Problem requirements: Your task is to copy the listing exactly. Drop any pictures from the copy.

════════

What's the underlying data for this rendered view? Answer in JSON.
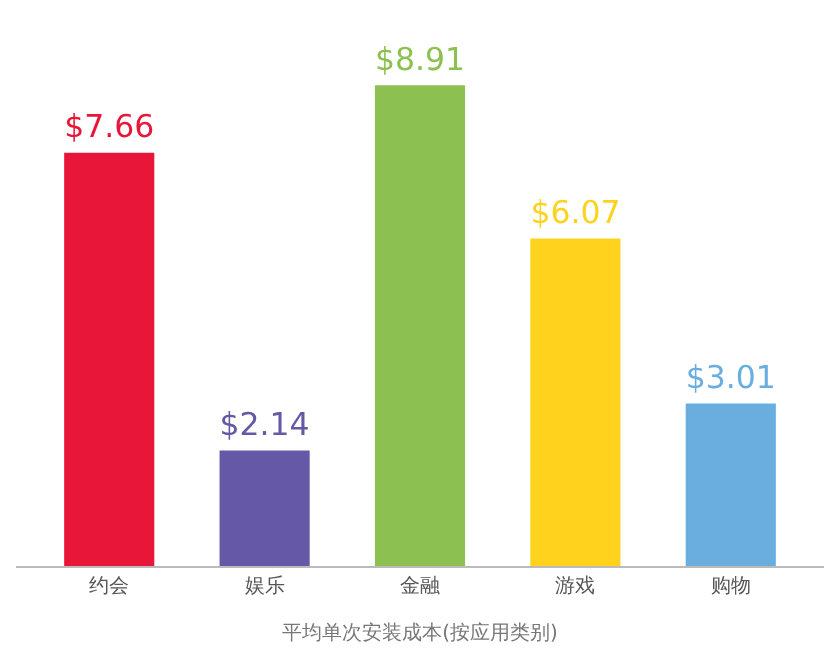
{
  "chart_data": {
    "type": "bar",
    "xlabel": "平均单次安装成本(按应用类别)",
    "categories": [
      "约会",
      "娱乐",
      "金融",
      "游戏",
      "购物"
    ],
    "values": [
      7.66,
      2.14,
      8.91,
      6.07,
      3.01
    ],
    "value_labels": [
      "$7.66",
      "$2.14",
      "$8.91",
      "$6.07",
      "$3.01"
    ],
    "colors": [
      "#e8173a",
      "#6558a6",
      "#8cc152",
      "#ffd21e",
      "#6aaee0"
    ]
  }
}
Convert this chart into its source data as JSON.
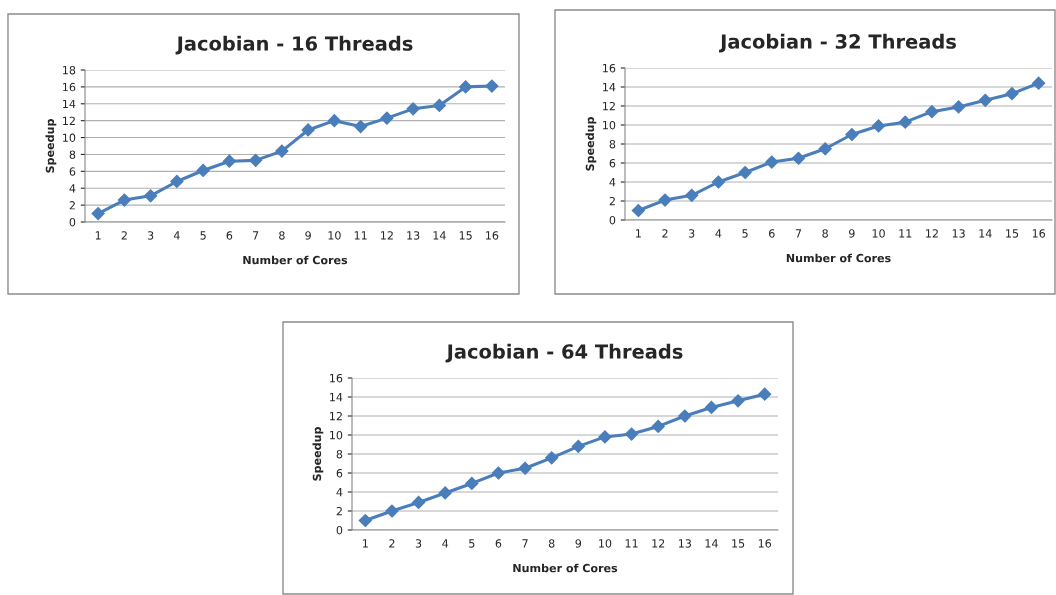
{
  "chart_data": [
    {
      "type": "line",
      "title": "Jacobian - 16 Threads",
      "xlabel": "Number of Cores",
      "ylabel": "Speedup",
      "categories": [
        "1",
        "2",
        "3",
        "4",
        "5",
        "6",
        "7",
        "8",
        "9",
        "10",
        "11",
        "12",
        "13",
        "14",
        "15",
        "16"
      ],
      "series": [
        {
          "color": "#4a7ebb",
          "values": [
            1,
            2.6,
            3.1,
            4.8,
            6.1,
            7.2,
            7.3,
            8.4,
            10.9,
            12.0,
            11.3,
            12.3,
            13.4,
            13.8,
            16.0,
            16.1
          ]
        }
      ],
      "ylim": [
        0,
        18
      ],
      "yticks": [
        0,
        2,
        4,
        6,
        8,
        10,
        12,
        14,
        16,
        18
      ],
      "grid": "y",
      "legend": false,
      "marker": "diamond",
      "line_style": "solid"
    },
    {
      "type": "line",
      "title": "Jacobian - 32 Threads",
      "xlabel": "Number of Cores",
      "ylabel": "Speedup",
      "categories": [
        "1",
        "2",
        "3",
        "4",
        "5",
        "6",
        "7",
        "8",
        "9",
        "10",
        "11",
        "12",
        "13",
        "14",
        "15",
        "16"
      ],
      "series": [
        {
          "color": "#4a7ebb",
          "values": [
            1,
            2.1,
            2.6,
            4.0,
            5.0,
            6.1,
            6.5,
            7.5,
            9.0,
            9.9,
            10.3,
            11.4,
            11.9,
            12.6,
            13.3,
            14.4
          ]
        }
      ],
      "ylim": [
        0,
        16
      ],
      "yticks": [
        0,
        2,
        4,
        6,
        8,
        10,
        12,
        14,
        16
      ],
      "grid": "y",
      "legend": false,
      "marker": "diamond",
      "line_style": "solid"
    },
    {
      "type": "line",
      "title": "Jacobian - 64 Threads",
      "xlabel": "Number of Cores",
      "ylabel": "Speedup",
      "categories": [
        "1",
        "2",
        "3",
        "4",
        "5",
        "6",
        "7",
        "8",
        "9",
        "10",
        "11",
        "12",
        "13",
        "14",
        "15",
        "16"
      ],
      "series": [
        {
          "color": "#4a7ebb",
          "values": [
            1,
            2.0,
            2.9,
            3.9,
            4.9,
            6.0,
            6.5,
            7.6,
            8.8,
            9.8,
            10.1,
            10.9,
            12.0,
            12.9,
            13.6,
            14.3
          ]
        }
      ],
      "ylim": [
        0,
        16
      ],
      "yticks": [
        0,
        2,
        4,
        6,
        8,
        10,
        12,
        14,
        16
      ],
      "grid": "y",
      "legend": false,
      "marker": "diamond",
      "line_style": "solid"
    }
  ]
}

════════

The completed task:
What's the underlying data for this rendered view? Answer in JSON.
{
  "chart_data": {
    "type": "bar",
    "xlabel": "平均单次安装成本(按应用类别)",
    "categories": [
      "约会",
      "娱乐",
      "金融",
      "游戏",
      "购物"
    ],
    "values": [
      7.66,
      2.14,
      8.91,
      6.07,
      3.01
    ],
    "value_labels": [
      "$7.66",
      "$2.14",
      "$8.91",
      "$6.07",
      "$3.01"
    ],
    "colors": [
      "#e8173a",
      "#6558a6",
      "#8cc152",
      "#ffd21e",
      "#6aaee0"
    ]
  }
}
Convert this chart into its source data as JSON.
{
  "chart_data": [
    {
      "type": "line",
      "title": "Jacobian - 16 Threads",
      "xlabel": "Number of Cores",
      "ylabel": "Speedup",
      "categories": [
        "1",
        "2",
        "3",
        "4",
        "5",
        "6",
        "7",
        "8",
        "9",
        "10",
        "11",
        "12",
        "13",
        "14",
        "15",
        "16"
      ],
      "series": [
        {
          "color": "#4a7ebb",
          "values": [
            1,
            2.6,
            3.1,
            4.8,
            6.1,
            7.2,
            7.3,
            8.4,
            10.9,
            12.0,
            11.3,
            12.3,
            13.4,
            13.8,
            16.0,
            16.1
          ]
        }
      ],
      "ylim": [
        0,
        18
      ],
      "yticks": [
        0,
        2,
        4,
        6,
        8,
        10,
        12,
        14,
        16,
        18
      ],
      "grid": "y",
      "legend": false,
      "marker": "diamond",
      "line_style": "solid"
    },
    {
      "type": "line",
      "title": "Jacobian - 32 Threads",
      "xlabel": "Number of Cores",
      "ylabel": "Speedup",
      "categories": [
        "1",
        "2",
        "3",
        "4",
        "5",
        "6",
        "7",
        "8",
        "9",
        "10",
        "11",
        "12",
        "13",
        "14",
        "15",
        "16"
      ],
      "series": [
        {
          "color": "#4a7ebb",
          "values": [
            1,
            2.1,
            2.6,
            4.0,
            5.0,
            6.1,
            6.5,
            7.5,
            9.0,
            9.9,
            10.3,
            11.4,
            11.9,
            12.6,
            13.3,
            14.4
          ]
        }
      ],
      "ylim": [
        0,
        16
      ],
      "yticks": [
        0,
        2,
        4,
        6,
        8,
        10,
        12,
        14,
        16
      ],
      "grid": "y",
      "legend": false,
      "marker": "diamond",
      "line_style": "solid"
    },
    {
      "type": "line",
      "title": "Jacobian - 64 Threads",
      "xlabel": "Number of Cores",
      "ylabel": "Speedup",
      "categories": [
        "1",
        "2",
        "3",
        "4",
        "5",
        "6",
        "7",
        "8",
        "9",
        "10",
        "11",
        "12",
        "13",
        "14",
        "15",
        "16"
      ],
      "series": [
        {
          "color": "#4a7ebb",
          "values": [
            1,
            2.0,
            2.9,
            3.9,
            4.9,
            6.0,
            6.5,
            7.6,
            8.8,
            9.8,
            10.1,
            10.9,
            12.0,
            12.9,
            13.6,
            14.3
          ]
        }
      ],
      "ylim": [
        0,
        16
      ],
      "yticks": [
        0,
        2,
        4,
        6,
        8,
        10,
        12,
        14,
        16
      ],
      "grid": "y",
      "legend": false,
      "marker": "diamond",
      "line_style": "solid"
    }
  ]
}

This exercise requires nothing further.